→ **Brief 1**:
From the records, list as numbered items the lines starting with the one containing "calendar-day-cell: 13 Sunrise: 7:17" and going on through the one containing "calendar-day-cell: 5Sunrise: 7:17", skipping any blank lines.

→ **Excerpted text**:
--

This is one in a series of posts about finding the MMP gods and goddesses in Minoan art. Find the full list of blog posts in this series here

Today we're looking for the bull-god Zagreus in Minoan art. In MMP, we consider Zagreus to be an aspect of our god Tauros Asterion. So obviously, we're going to look for images of bulls. But what kinds of images? When we go looking for Tauros Asterion in Minoan art, we seek out naturalistic/realistic images of bulls. When we're in search of the Minotaur (another aspect of Tauros Asterion), we look for shape-shifting depictions of half-man, half-bull creatures. So how do we know when we've found Zagreus?

Zagreus is the bull who comes wreathed in flowers in the spring - which happens to be the time of the grain harvest in the Mediterranean and the associated ancestor and Underworld work. Zagreus is a shamanic god, a psychopomp who descends to the World Below to safeguard the spirits of the dead. It's likely that bulls or bull calves were sacrificed in his honor in Minoan Crete.

--

→ **Data for the task**:
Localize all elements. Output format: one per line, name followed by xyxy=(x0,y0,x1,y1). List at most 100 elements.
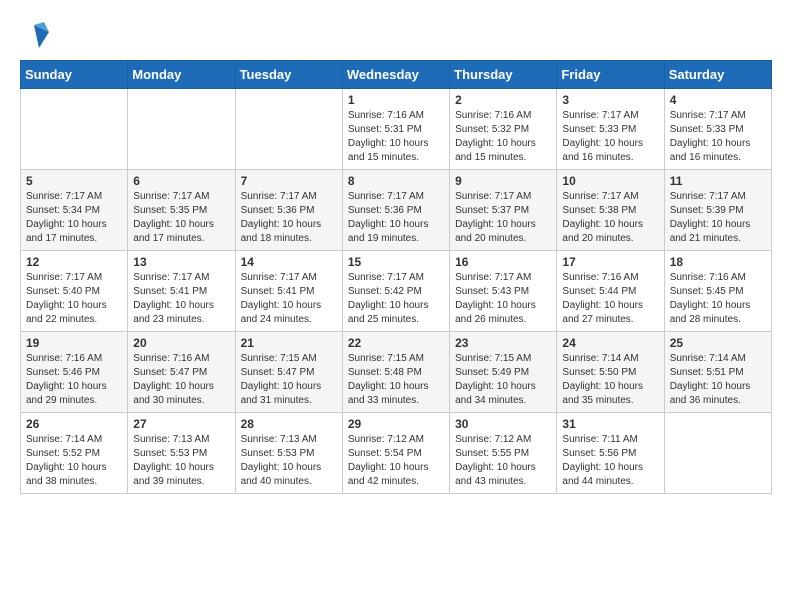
calendar-day-cell: 13 Sunrise: 7:17 AM Sunset: 5:41 PM Dayli… xyxy=(128,251,235,332)
calendar-day-cell: 17 Sunrise: 7:16 AM Sunset: 5:44 PM Dayli… xyxy=(557,251,664,332)
day-number: 28 xyxy=(241,417,337,431)
calendar-day-cell: 5Sunrise: 7:17 AM Sunset: 5:34 PM Daylig… xyxy=(21,170,128,251)
day-info: Sunrise: 7:14 AM Sunset: 5:52 PM Dayligh… xyxy=(26,433,122,489)
day-number: 2 xyxy=(455,93,551,107)
day-number: 17 xyxy=(562,255,658,269)
logo xyxy=(20,20,54,50)
day-number: 16 xyxy=(455,255,551,269)
calendar-day-cell: 8 Sunrise: 7:17 AM Sunset: 5:36 PM Daylig… xyxy=(342,170,449,251)
day-info: Sunrise: 7:15 AM Sunset: 5:49 PM Dayligh… xyxy=(455,352,551,408)
calendar-day-cell xyxy=(664,413,771,494)
day-number: 15 xyxy=(348,255,444,269)
day-number: 27 xyxy=(133,417,229,431)
day-number: 20 xyxy=(133,336,229,350)
calendar-week-row: 12 Sunrise: 7:17 AM Sunset: 5:40 PM Dayli… xyxy=(21,251,772,332)
day-number: 10 xyxy=(562,174,658,188)
day-info: Sunrise: 7:17 AM Sunset: 5:37 PM Dayligh… xyxy=(455,190,551,246)
calendar-day-cell: 2 Sunrise: 7:16 AM Sunset: 5:32 PM Daylig… xyxy=(450,89,557,170)
day-number: 9 xyxy=(455,174,551,188)
calendar-day-cell: 29 Sunrise: 7:12 AM Sunset: 5:54 PM Dayli… xyxy=(342,413,449,494)
day-info: Sunrise: 7:17 AM Sunset: 5:41 PM Dayligh… xyxy=(241,271,337,327)
day-number: 26 xyxy=(26,417,122,431)
calendar-day-cell: 28 Sunrise: 7:13 AM Sunset: 5:53 PM Dayli… xyxy=(235,413,342,494)
day-info: Sunrise: 7:16 AM Sunset: 5:44 PM Dayligh… xyxy=(562,271,658,327)
calendar-day-cell: 3 Sunrise: 7:17 AM Sunset: 5:33 PM Daylig… xyxy=(557,89,664,170)
day-number: 12 xyxy=(26,255,122,269)
day-number: 11 xyxy=(670,174,766,188)
day-info: Sunrise: 7:16 AM Sunset: 5:46 PM Dayligh… xyxy=(26,352,122,408)
day-info: Sunrise: 7:17 AM Sunset: 5:41 PM Dayligh… xyxy=(133,271,229,327)
day-number: 22 xyxy=(348,336,444,350)
day-info: Sunrise: 7:14 AM Sunset: 5:50 PM Dayligh… xyxy=(562,352,658,408)
calendar-day-cell: 7 Sunrise: 7:17 AM Sunset: 5:36 PM Daylig… xyxy=(235,170,342,251)
calendar-day-cell: 11 Sunrise: 7:17 AM Sunset: 5:39 PM Dayli… xyxy=(664,170,771,251)
day-number: 1 xyxy=(348,93,444,107)
day-of-week-header: Tuesday xyxy=(235,61,342,89)
day-number: 3 xyxy=(562,93,658,107)
day-number: 24 xyxy=(562,336,658,350)
day-info: Sunrise: 7:15 AM Sunset: 5:48 PM Dayligh… xyxy=(348,352,444,408)
calendar-day-cell: 15 Sunrise: 7:17 AM Sunset: 5:42 PM Dayli… xyxy=(342,251,449,332)
calendar-day-cell: 21 Sunrise: 7:15 AM Sunset: 5:47 PM Dayli… xyxy=(235,332,342,413)
calendar-day-cell: 16 Sunrise: 7:17 AM Sunset: 5:43 PM Dayli… xyxy=(450,251,557,332)
day-info: Sunrise: 7:17 AM Sunset: 5:43 PM Dayligh… xyxy=(455,271,551,327)
day-of-week-header: Thursday xyxy=(450,61,557,89)
day-number: 18 xyxy=(670,255,766,269)
calendar-day-cell: 19Sunrise: 7:16 AM Sunset: 5:46 PM Dayli… xyxy=(21,332,128,413)
day-of-week-header: Wednesday xyxy=(342,61,449,89)
day-of-week-header: Monday xyxy=(128,61,235,89)
calendar-week-row: 1Sunrise: 7:16 AM Sunset: 5:31 PM Daylig… xyxy=(21,89,772,170)
calendar-day-cell: 30Sunrise: 7:12 AM Sunset: 5:55 PM Dayli… xyxy=(450,413,557,494)
calendar-day-cell: 18 Sunrise: 7:16 AM Sunset: 5:45 PM Dayli… xyxy=(664,251,771,332)
day-number: 4 xyxy=(670,93,766,107)
day-of-week-header: Sunday xyxy=(21,61,128,89)
day-info: Sunrise: 7:16 AM Sunset: 5:32 PM Dayligh… xyxy=(455,109,551,165)
calendar-week-row: 5Sunrise: 7:17 AM Sunset: 5:34 PM Daylig… xyxy=(21,170,772,251)
calendar-day-cell: 10 Sunrise: 7:17 AM Sunset: 5:38 PM Dayli… xyxy=(557,170,664,251)
calendar-header-row: SundayMondayTuesdayWednesdayThursdayFrid… xyxy=(21,61,772,89)
day-number: 6 xyxy=(133,174,229,188)
calendar-day-cell: 6Sunrise: 7:17 AM Sunset: 5:35 PM Daylig… xyxy=(128,170,235,251)
calendar-week-row: 19Sunrise: 7:16 AM Sunset: 5:46 PM Dayli… xyxy=(21,332,772,413)
day-number: 29 xyxy=(348,417,444,431)
day-of-week-header: Friday xyxy=(557,61,664,89)
day-number: 30 xyxy=(455,417,551,431)
day-info: Sunrise: 7:13 AM Sunset: 5:53 PM Dayligh… xyxy=(241,433,337,489)
calendar-day-cell xyxy=(235,89,342,170)
calendar-day-cell: 26 Sunrise: 7:14 AM Sunset: 5:52 PM Dayli… xyxy=(21,413,128,494)
day-info: Sunrise: 7:11 AM Sunset: 5:56 PM Dayligh… xyxy=(562,433,658,489)
day-number: 8 xyxy=(348,174,444,188)
calendar-day-cell: 24 Sunrise: 7:14 AM Sunset: 5:50 PM Dayli… xyxy=(557,332,664,413)
calendar-day-cell: 31 Sunrise: 7:11 AM Sunset: 5:56 PM Dayli… xyxy=(557,413,664,494)
calendar-day-cell xyxy=(21,89,128,170)
day-info: Sunrise: 7:17 AM Sunset: 5:33 PM Dayligh… xyxy=(562,109,658,165)
day-number: 5 xyxy=(26,174,122,188)
day-info: Sunrise: 7:12 AM Sunset: 5:54 PM Dayligh… xyxy=(348,433,444,489)
calendar-day-cell: 14 Sunrise: 7:17 AM Sunset: 5:41 PM Dayli… xyxy=(235,251,342,332)
calendar-day-cell: 23 Sunrise: 7:15 AM Sunset: 5:49 PM Dayli… xyxy=(450,332,557,413)
day-info: Sunrise: 7:15 AM Sunset: 5:47 PM Dayligh… xyxy=(241,352,337,408)
day-number: 14 xyxy=(241,255,337,269)
calendar-day-cell: 12 Sunrise: 7:17 AM Sunset: 5:40 PM Dayli… xyxy=(21,251,128,332)
calendar-day-cell: 4Sunrise: 7:17 AM Sunset: 5:33 PM Daylig… xyxy=(664,89,771,170)
calendar-week-row: 26 Sunrise: 7:14 AM Sunset: 5:52 PM Dayli… xyxy=(21,413,772,494)
day-number: 25 xyxy=(670,336,766,350)
day-number: 7 xyxy=(241,174,337,188)
day-info: Sunrise: 7:17 AM Sunset: 5:39 PM Dayligh… xyxy=(670,190,766,246)
page-header xyxy=(20,20,772,50)
day-info: Sunrise: 7:17 AM Sunset: 5:40 PM Dayligh… xyxy=(26,271,122,327)
day-info: Sunrise: 7:17 AM Sunset: 5:38 PM Dayligh… xyxy=(562,190,658,246)
day-info: Sunrise: 7:16 AM Sunset: 5:45 PM Dayligh… xyxy=(670,271,766,327)
day-number: 21 xyxy=(241,336,337,350)
day-number: 13 xyxy=(133,255,229,269)
day-info: Sunrise: 7:17 AM Sunset: 5:36 PM Dayligh… xyxy=(241,190,337,246)
calendar-day-cell xyxy=(128,89,235,170)
calendar-table: SundayMondayTuesdayWednesdayThursdayFrid… xyxy=(20,60,772,494)
day-info: Sunrise: 7:17 AM Sunset: 5:36 PM Dayligh… xyxy=(348,190,444,246)
day-info: Sunrise: 7:17 AM Sunset: 5:42 PM Dayligh… xyxy=(348,271,444,327)
day-number: 31 xyxy=(562,417,658,431)
calendar-day-cell: 25Sunrise: 7:14 AM Sunset: 5:51 PM Dayli… xyxy=(664,332,771,413)
day-info: Sunrise: 7:16 AM Sunset: 5:47 PM Dayligh… xyxy=(133,352,229,408)
day-number: 23 xyxy=(455,336,551,350)
calendar-day-cell: 20 Sunrise: 7:16 AM Sunset: 5:47 PM Dayli… xyxy=(128,332,235,413)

--

→ **Brief 2**:
In the text on Zagreus, condense the paragraph beginning "Zagreus is the bull who comes wreathed" into a shorter version that keeps its main facts.

→ **Exercise result 1**:
1. calendar-day-cell: 13 Sunrise: 7:17 AM Sunset: 5:41 PM Dayli… xyxy=(128,251,235,332)
2. calendar-day-cell: 17 Sunrise: 7:16 AM Sunset: 5:44 PM Dayli… xyxy=(557,251,664,332)
3. day-number: 28 xyxy=(241,417,337,431)
4. calendar-day-cell: 5Sunrise: 7:17 AM Sunset: 5:34 PM Daylig… xyxy=(21,170,128,251)

→ **Exercise result 2**:
Zagreus is the flower-wreathed bull of spring, the Mediterranean grain-harvest season tied to ancestor and Underworld work. He is a shamanic god and psychopomp who descends to the World Below to protect the spirits of the dead. In Minoan Crete, bulls or bull calves were likely sacrificed to him.